··· Supplied data ···

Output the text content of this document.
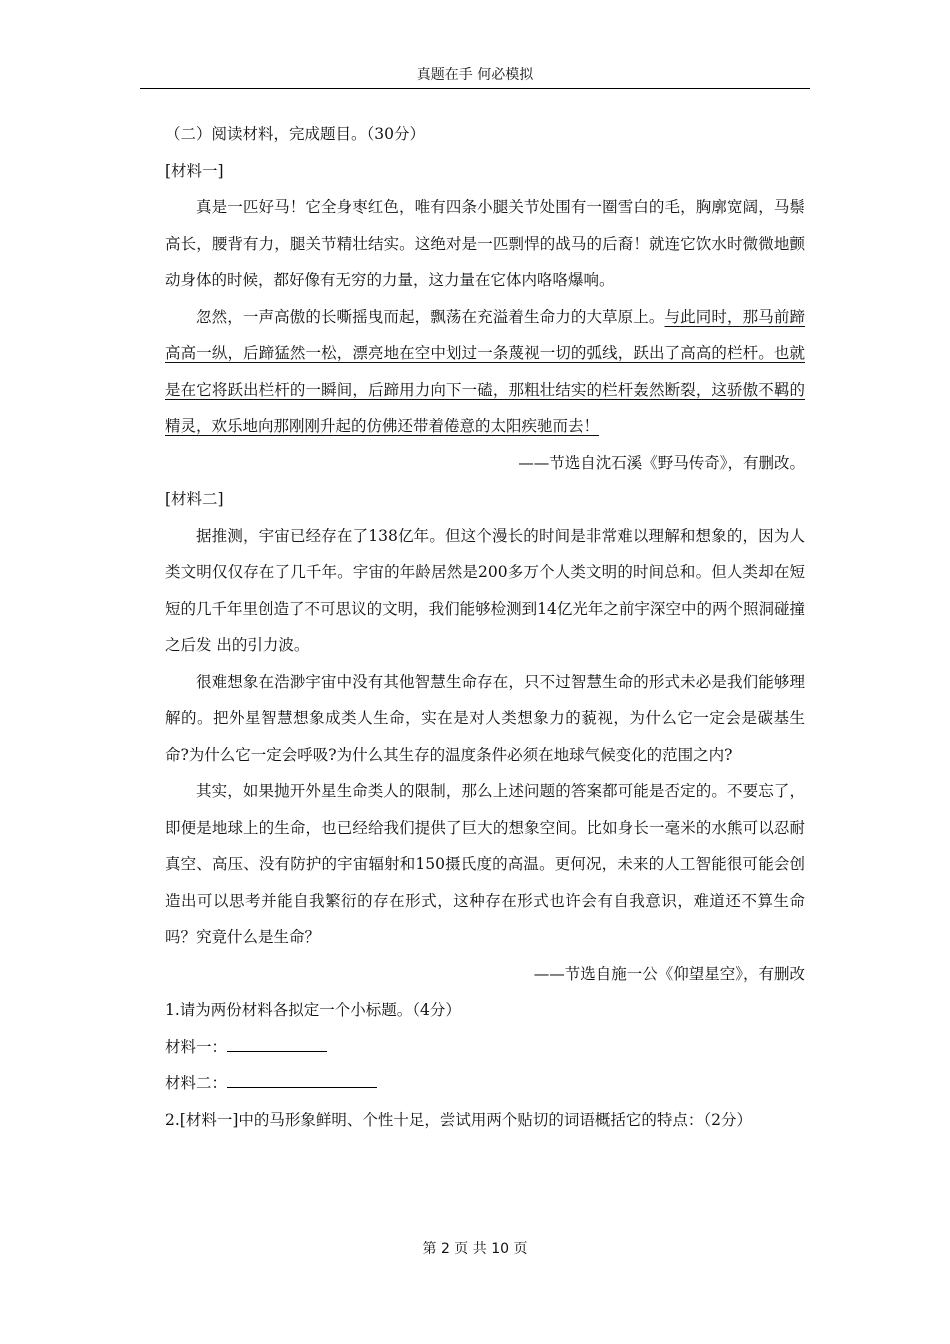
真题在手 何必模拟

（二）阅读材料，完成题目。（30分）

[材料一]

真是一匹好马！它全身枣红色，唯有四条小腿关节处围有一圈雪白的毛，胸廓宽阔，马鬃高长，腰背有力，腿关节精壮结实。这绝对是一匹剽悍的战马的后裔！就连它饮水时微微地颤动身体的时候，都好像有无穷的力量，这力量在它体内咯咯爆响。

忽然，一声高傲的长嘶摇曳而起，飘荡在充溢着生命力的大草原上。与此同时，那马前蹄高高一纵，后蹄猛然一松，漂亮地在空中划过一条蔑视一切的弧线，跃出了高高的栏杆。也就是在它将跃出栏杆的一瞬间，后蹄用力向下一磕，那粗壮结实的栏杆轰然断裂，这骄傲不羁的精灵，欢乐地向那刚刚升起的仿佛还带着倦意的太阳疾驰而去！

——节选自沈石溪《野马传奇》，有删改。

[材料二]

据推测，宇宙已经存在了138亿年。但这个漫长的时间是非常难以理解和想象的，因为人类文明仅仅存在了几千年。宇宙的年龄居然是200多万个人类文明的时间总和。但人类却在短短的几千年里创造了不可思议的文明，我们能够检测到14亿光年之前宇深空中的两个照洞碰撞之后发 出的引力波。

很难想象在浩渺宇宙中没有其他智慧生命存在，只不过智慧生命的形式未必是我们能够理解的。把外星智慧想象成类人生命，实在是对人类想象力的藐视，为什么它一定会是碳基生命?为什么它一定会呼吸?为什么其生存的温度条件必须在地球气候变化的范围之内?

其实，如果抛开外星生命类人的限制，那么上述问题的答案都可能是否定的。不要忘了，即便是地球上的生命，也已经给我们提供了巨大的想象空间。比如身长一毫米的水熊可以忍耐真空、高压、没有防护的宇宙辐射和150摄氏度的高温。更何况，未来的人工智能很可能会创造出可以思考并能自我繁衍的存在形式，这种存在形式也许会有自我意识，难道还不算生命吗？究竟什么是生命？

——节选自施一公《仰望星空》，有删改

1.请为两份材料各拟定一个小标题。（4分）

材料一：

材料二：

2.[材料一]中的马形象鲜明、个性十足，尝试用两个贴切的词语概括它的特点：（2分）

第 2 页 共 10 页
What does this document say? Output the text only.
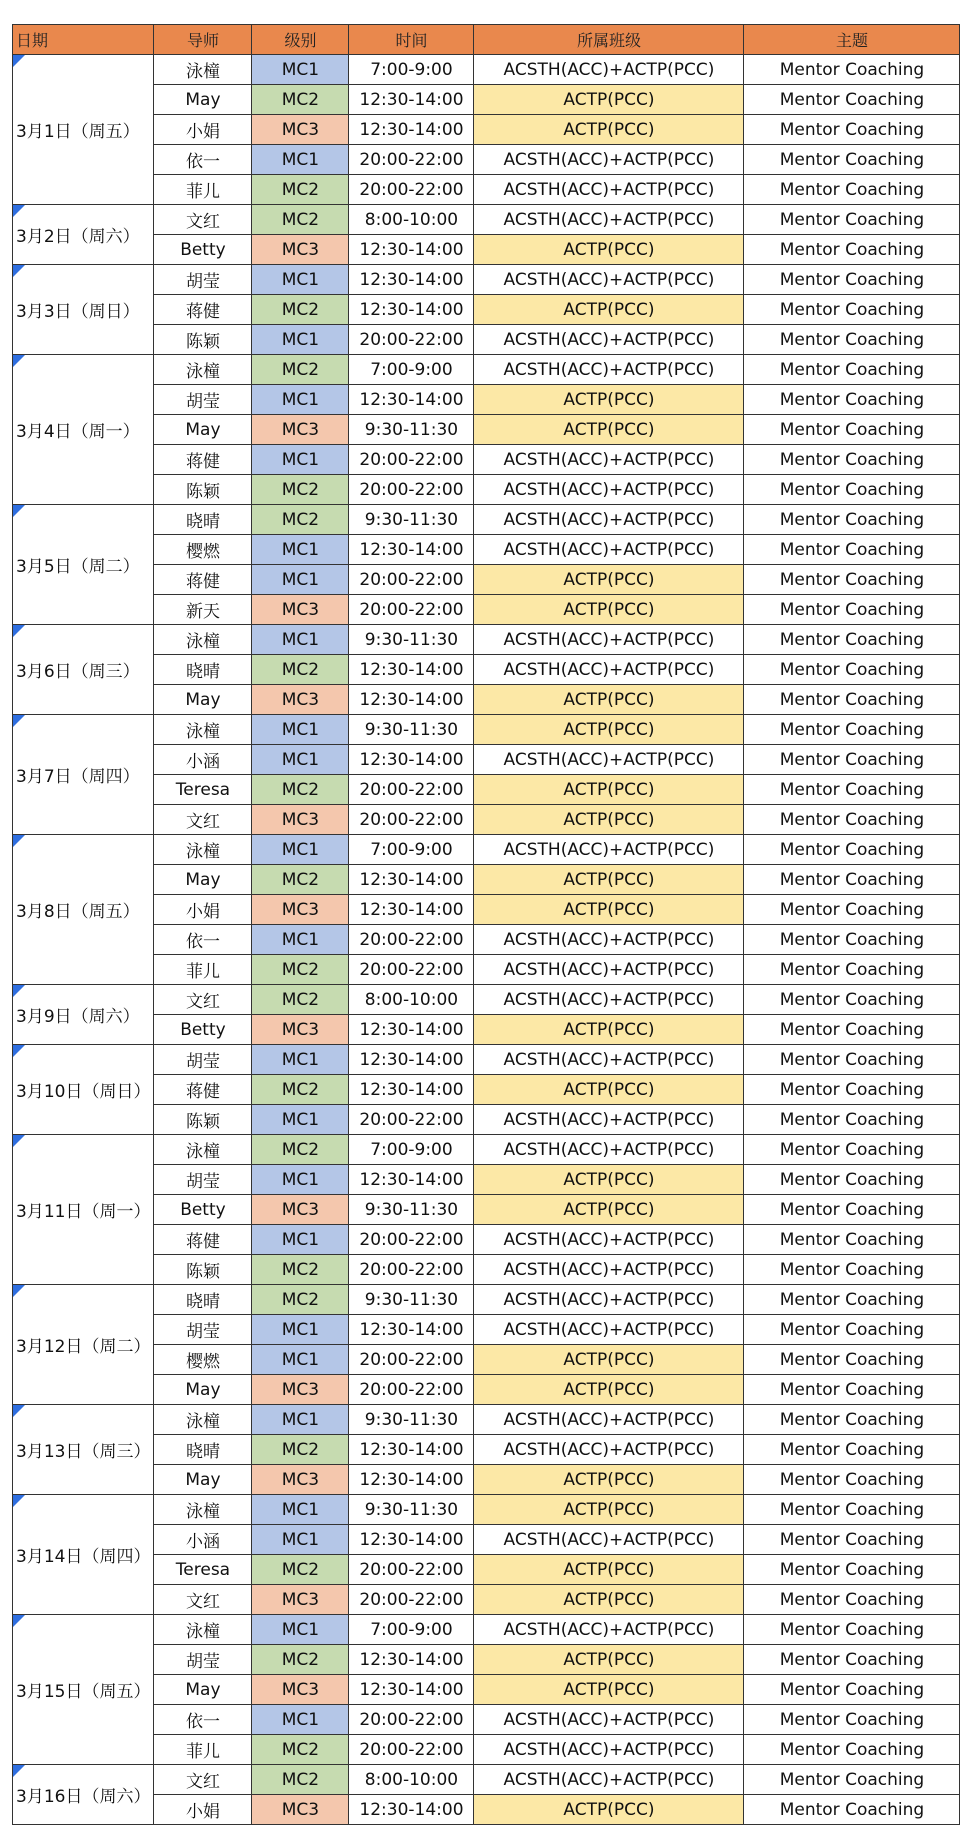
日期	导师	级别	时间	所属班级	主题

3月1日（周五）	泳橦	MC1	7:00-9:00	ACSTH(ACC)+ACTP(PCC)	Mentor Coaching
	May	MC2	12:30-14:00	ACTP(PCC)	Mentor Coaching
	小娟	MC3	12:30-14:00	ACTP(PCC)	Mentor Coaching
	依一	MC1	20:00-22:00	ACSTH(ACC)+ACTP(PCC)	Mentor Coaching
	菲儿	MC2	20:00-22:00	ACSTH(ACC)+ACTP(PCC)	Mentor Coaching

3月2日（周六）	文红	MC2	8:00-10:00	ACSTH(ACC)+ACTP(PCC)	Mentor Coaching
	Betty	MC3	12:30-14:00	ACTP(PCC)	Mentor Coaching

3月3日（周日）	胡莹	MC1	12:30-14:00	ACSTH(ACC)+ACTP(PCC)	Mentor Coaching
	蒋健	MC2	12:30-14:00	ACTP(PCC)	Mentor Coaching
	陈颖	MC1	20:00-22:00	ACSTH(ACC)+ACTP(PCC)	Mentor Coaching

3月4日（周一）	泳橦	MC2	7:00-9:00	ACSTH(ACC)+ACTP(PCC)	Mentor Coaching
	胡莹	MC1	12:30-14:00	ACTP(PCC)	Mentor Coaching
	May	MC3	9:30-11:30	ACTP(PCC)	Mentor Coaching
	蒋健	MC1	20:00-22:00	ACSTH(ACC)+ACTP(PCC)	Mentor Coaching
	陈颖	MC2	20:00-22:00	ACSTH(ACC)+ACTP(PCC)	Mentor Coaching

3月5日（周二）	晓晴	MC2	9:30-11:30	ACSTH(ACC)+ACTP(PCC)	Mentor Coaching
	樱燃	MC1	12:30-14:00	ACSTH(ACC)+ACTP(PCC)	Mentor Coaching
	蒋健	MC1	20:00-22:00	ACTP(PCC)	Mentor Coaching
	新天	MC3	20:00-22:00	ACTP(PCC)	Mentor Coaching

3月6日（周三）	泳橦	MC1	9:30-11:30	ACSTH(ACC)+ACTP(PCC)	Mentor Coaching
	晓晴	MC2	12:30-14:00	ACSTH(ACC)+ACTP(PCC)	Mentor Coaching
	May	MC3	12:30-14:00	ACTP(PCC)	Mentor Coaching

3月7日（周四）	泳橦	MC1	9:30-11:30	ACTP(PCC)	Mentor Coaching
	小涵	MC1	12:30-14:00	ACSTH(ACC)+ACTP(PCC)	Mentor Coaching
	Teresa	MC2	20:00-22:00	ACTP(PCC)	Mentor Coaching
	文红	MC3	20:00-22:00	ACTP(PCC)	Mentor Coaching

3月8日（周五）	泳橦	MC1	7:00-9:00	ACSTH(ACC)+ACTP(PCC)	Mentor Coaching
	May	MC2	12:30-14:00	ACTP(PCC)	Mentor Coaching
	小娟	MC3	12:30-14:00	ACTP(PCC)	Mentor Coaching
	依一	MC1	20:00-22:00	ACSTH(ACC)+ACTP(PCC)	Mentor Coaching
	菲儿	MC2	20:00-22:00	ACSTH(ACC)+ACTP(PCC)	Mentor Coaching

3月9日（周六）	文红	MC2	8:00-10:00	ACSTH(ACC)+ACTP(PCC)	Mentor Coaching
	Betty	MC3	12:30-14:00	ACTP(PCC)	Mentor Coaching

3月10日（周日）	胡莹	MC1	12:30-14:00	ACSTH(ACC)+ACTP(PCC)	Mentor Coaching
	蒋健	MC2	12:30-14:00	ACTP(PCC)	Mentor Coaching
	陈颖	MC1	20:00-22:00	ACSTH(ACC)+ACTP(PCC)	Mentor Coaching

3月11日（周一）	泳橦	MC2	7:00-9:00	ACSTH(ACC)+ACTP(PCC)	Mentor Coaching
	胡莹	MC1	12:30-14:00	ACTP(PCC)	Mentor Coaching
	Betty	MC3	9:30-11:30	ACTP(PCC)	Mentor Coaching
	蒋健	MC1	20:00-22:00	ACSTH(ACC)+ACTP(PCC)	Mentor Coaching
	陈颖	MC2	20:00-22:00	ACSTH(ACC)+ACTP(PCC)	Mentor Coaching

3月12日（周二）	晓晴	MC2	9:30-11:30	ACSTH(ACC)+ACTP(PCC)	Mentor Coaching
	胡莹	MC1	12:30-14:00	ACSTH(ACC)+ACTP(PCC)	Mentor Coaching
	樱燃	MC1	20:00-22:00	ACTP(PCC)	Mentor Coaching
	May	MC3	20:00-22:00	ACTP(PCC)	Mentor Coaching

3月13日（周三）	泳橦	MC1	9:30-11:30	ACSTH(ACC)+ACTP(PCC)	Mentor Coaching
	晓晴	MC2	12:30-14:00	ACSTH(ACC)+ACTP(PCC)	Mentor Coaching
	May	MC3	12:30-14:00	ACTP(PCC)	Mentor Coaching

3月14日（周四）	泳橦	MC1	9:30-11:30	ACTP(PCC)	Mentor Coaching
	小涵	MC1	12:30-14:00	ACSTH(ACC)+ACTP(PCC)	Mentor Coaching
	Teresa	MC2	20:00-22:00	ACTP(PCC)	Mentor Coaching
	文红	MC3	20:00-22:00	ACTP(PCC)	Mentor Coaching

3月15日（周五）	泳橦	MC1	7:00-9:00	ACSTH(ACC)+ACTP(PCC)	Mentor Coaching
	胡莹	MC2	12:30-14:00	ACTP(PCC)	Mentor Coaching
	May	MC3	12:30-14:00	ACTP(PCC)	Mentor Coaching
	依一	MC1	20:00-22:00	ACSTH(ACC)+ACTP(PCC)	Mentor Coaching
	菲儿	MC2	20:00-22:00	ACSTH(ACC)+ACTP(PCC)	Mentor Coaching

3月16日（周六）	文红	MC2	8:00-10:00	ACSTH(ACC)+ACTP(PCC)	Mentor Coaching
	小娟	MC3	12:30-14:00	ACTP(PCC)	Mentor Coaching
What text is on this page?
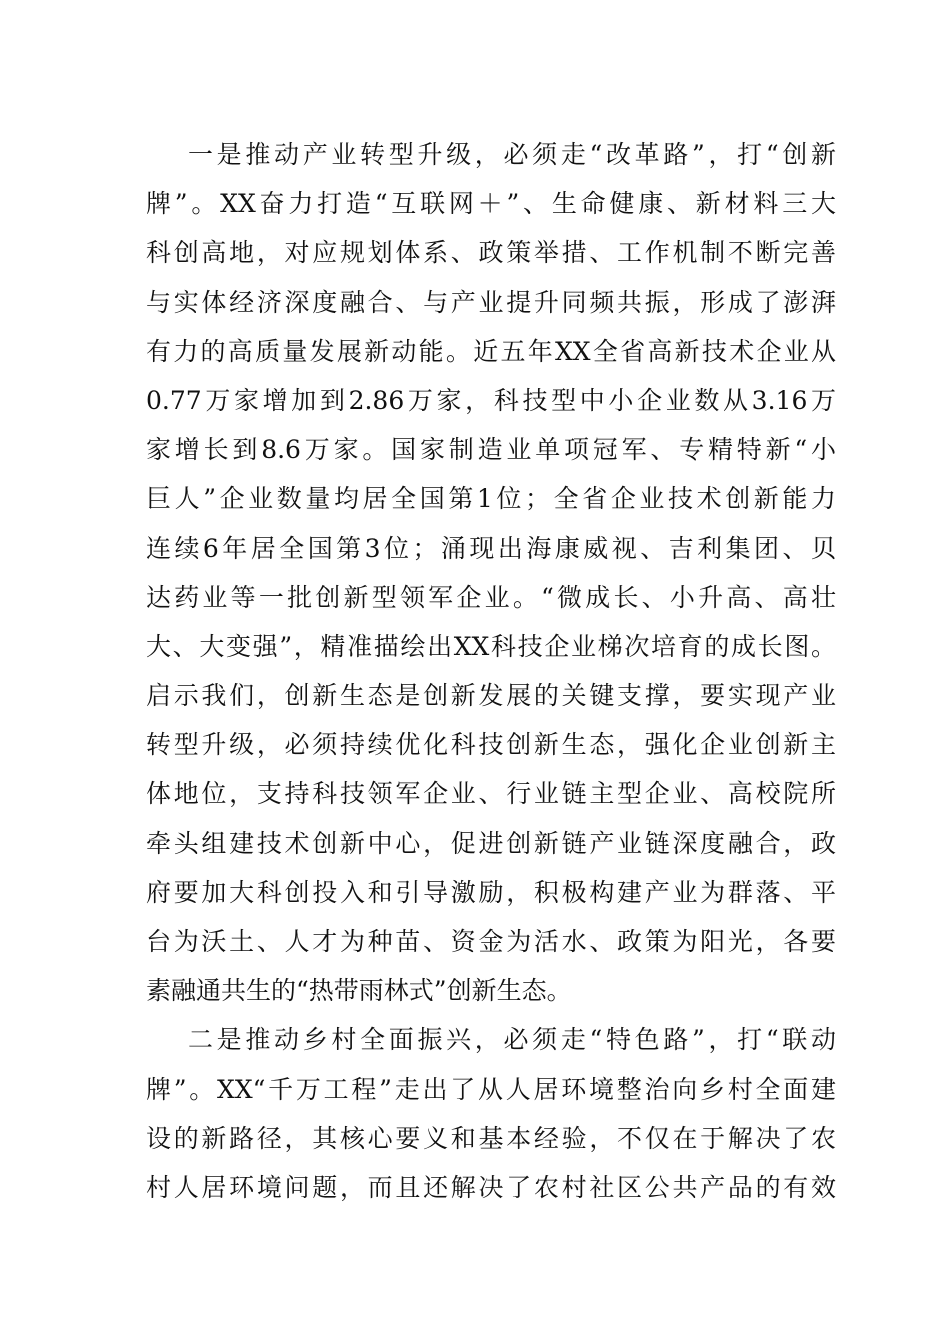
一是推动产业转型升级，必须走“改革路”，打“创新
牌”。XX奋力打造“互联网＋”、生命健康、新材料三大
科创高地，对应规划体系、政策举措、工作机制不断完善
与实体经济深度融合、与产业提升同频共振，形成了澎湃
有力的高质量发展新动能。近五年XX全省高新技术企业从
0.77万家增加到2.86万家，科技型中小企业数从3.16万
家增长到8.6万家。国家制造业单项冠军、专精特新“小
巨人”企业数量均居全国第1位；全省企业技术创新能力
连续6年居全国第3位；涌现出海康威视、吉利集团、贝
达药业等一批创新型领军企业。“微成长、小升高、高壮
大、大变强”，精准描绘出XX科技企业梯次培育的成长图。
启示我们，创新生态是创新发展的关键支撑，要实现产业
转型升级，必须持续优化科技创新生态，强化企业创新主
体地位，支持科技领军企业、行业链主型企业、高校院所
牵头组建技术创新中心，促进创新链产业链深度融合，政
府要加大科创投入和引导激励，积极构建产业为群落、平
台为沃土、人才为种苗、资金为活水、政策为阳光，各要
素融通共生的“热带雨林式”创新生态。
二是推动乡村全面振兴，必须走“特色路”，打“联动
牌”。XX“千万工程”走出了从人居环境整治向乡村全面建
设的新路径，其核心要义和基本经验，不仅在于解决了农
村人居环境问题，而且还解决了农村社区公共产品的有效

···

> [Written task]:
Where a line above contains the string "Output", copy that line.

> [Expected answer]:
Output the text content of this document.
What does this document say? Output the text only.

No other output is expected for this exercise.